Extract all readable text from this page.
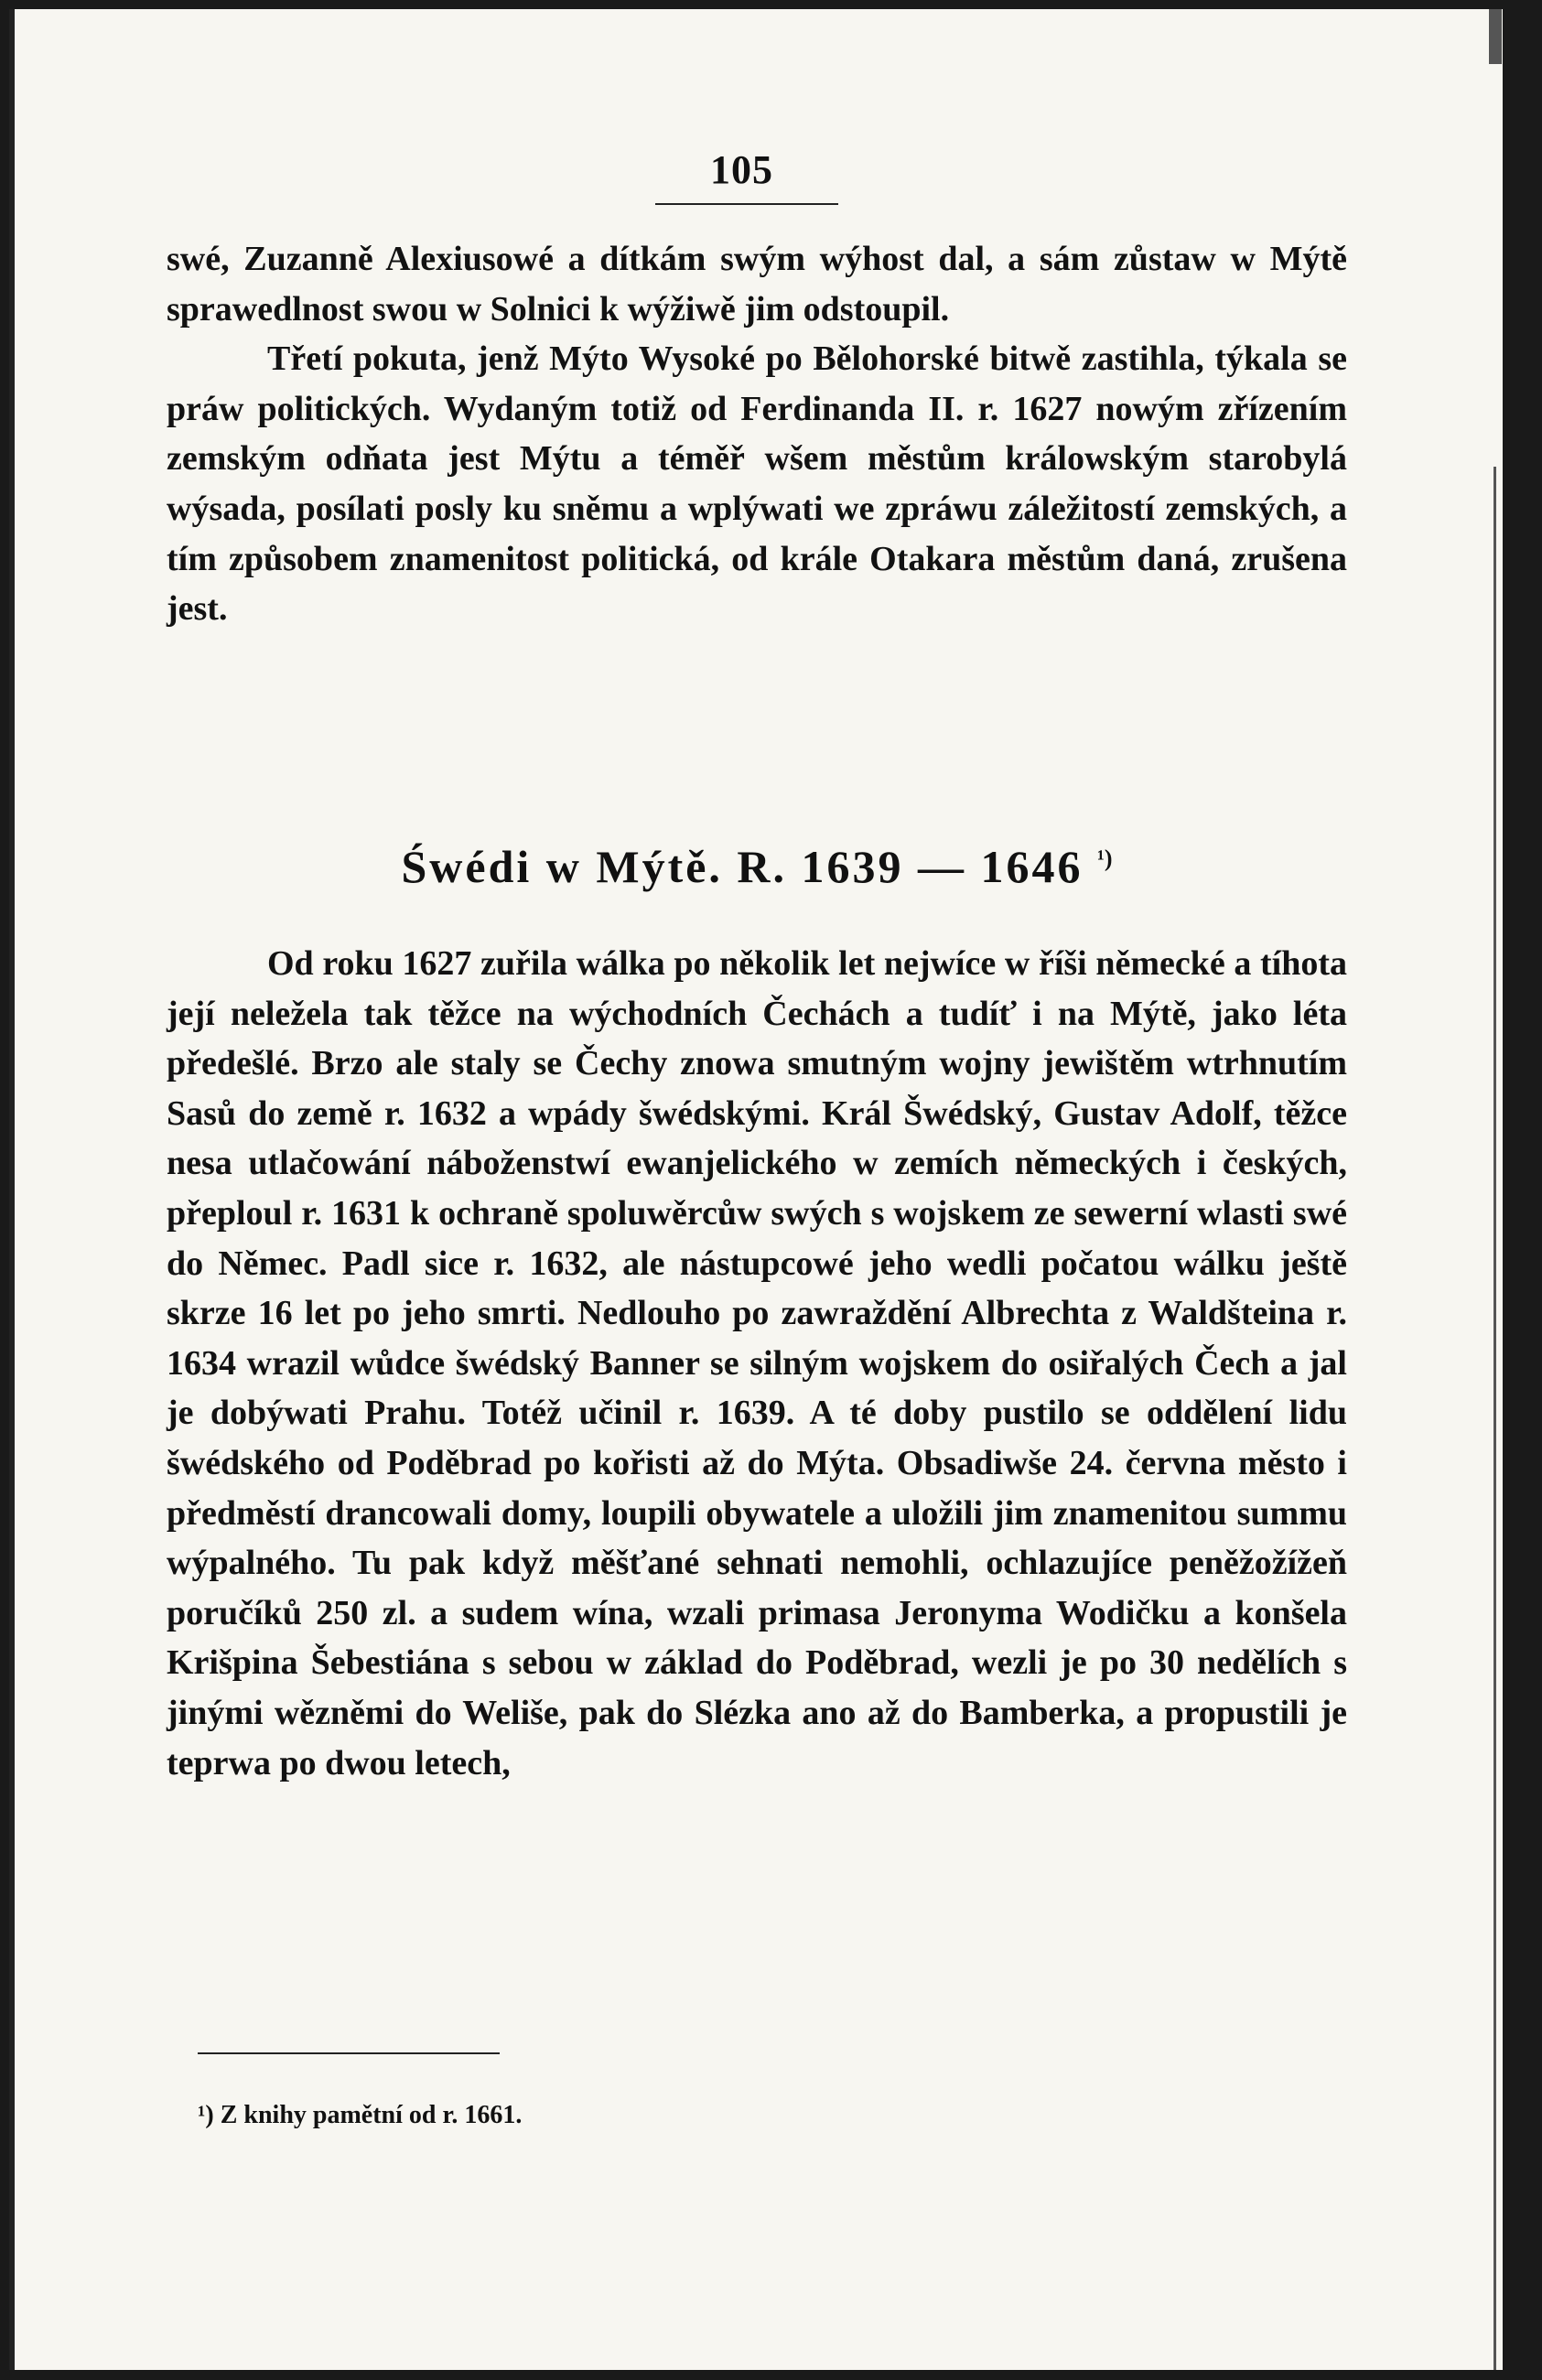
105

swé, Zuzanně Alexiusowé a dítkám swým wýhost dal, a sám zůstaw w Mýtě sprawedlnost swou w Solnici k wýžiwě jim odstoupil.

Třetí pokuta, jenž Mýto Wysoké po Bělohorské bitwě zastihla, týkala se práw politických. Wydaným totiž od Ferdinanda II. r. 1627 nowým zřízením zemským odňata jest Mýtu a téměř wšem městům králowským starobylá wýsada, posílati posly ku sněmu a wplýwati we zpráwu záležitostí zemských, a tím způsobem znamenitost politická, od krále Otakara městům daná, zrušena jest.

Śwédi w Mýtě. R. 1639 — 1646 $^{^1)}$

Od roku 1627 zuřila wálka po několik let nejwíce w říši německé a tíhota její neležela tak těžce na wýchodních Čechách a tudíť i na Mýtě, jako léta předešlé. Brzo ale staly se Čechy znowa smutným wojny jewištěm wtrhnutím Sasů do země r. 1632 a wpády šwédskými. Král Šwédský, Gustav Adolf, těžce nesa utlačowání náboženstwí ewanjelického w zemích německých i českých, přeploul r. 1631 k ochraně spoluwěrcůw swých s wojskem ze sewerní wlasti swé do Němec. Padl sice r. 1632, ale nástupcowé jeho wedli počatou wálku ještě skrze 16 let po jeho smrti. Nedlouho po zawraždění Albrechta z Waldšteina r. 1634 wrazil wůdce šwédský Banner se silným wojskem do osiřalých Čech a jal je dobýwati Prahu. Totéž učinil r. 1639. A té doby pustilo se oddělení lidu šwédského od Poděbrad po kořisti až do Mýta. Obsadiwše 24. června město i předměstí drancowali domy, loupili obywatele a uložili jim znamenitou summu wýpalného. Tu pak když měšťané sehnati nemohli, ochlazujíce peněžožížeň poručíků 250 zl. a sudem wína, wzali primasa Jeronyma Wodičku a konšela Krišpina Šebestiána s sebou w základ do Poděbrad, wezli je po 30 nedělích s jinými wězněmi do Weliše, pak do Slézka ano až do Bamberka, a propustili je teprwa po dwou letech,

¹) Z knihy pamětní od r. 1661.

· · ·

WHAT THE TASK ASKS
Reproduce all entries without any change, and omit the pictures.

RESULT
Extract all readable text from this page.
105

swé, Zuzanně Alexiusowé a dítkám swým wýhost dal, a sám zůstaw w Mýtě sprawedlnost swou w Solnici k wýžiwě jim odstoupil.

Třetí pokuta, jenž Mýto Wysoké po Bělohorské bitwě zastihla, týkala se práw politických. Wydaným totiž od Ferdinanda II. r. 1627 nowým zřízením zemským odňata jest Mýtu a téměř wšem městům králowským starobylá wýsada, posílati posly ku sněmu a wplýwati we zpráwu záležitostí zemských, a tím způsobem znamenitost politická, od krále Otakara městům daná, zrušena jest.

Śwédi w Mýtě. R. 1639 — 1646 $^{^1)}$

Od roku 1627 zuřila wálka po několik let nejwíce w říši německé a tíhota její neležela tak těžce na wýchodních Čechách a tudíť i na Mýtě, jako léta předešlé. Brzo ale staly se Čechy znowa smutným wojny jewištěm wtrhnutím Sasů do země r. 1632 a wpády šwédskými. Král Šwédský, Gustav Adolf, těžce nesa utlačowání náboženstwí ewanjelického w zemích německých i českých, přeploul r. 1631 k ochraně spoluwěrcůw swých s wojskem ze sewerní wlasti swé do Němec. Padl sice r. 1632, ale nástupcowé jeho wedli počatou wálku ještě skrze 16 let po jeho smrti. Nedlouho po zawraždění Albrechta z Waldšteina r. 1634 wrazil wůdce šwédský Banner se silným wojskem do osiřalých Čech a jal je dobýwati Prahu. Totéž učinil r. 1639. A té doby pustilo se oddělení lidu šwédského od Poděbrad po kořisti až do Mýta. Obsadiwše 24. června město i předměstí drancowali domy, loupili obywatele a uložili jim znamenitou summu wýpalného. Tu pak když měšťané sehnati nemohli, ochlazujíce peněžožížeň poručíků 250 zl. a sudem wína, wzali primasa Jeronyma Wodičku a konšela Krišpina Šebestiána s sebou w základ do Poděbrad, wezli je po 30 nedělích s jinými wězněmi do Weliše, pak do Slézka ano až do Bamberka, a propustili je teprwa po dwou letech,

¹) Z knihy pamětní od r. 1661.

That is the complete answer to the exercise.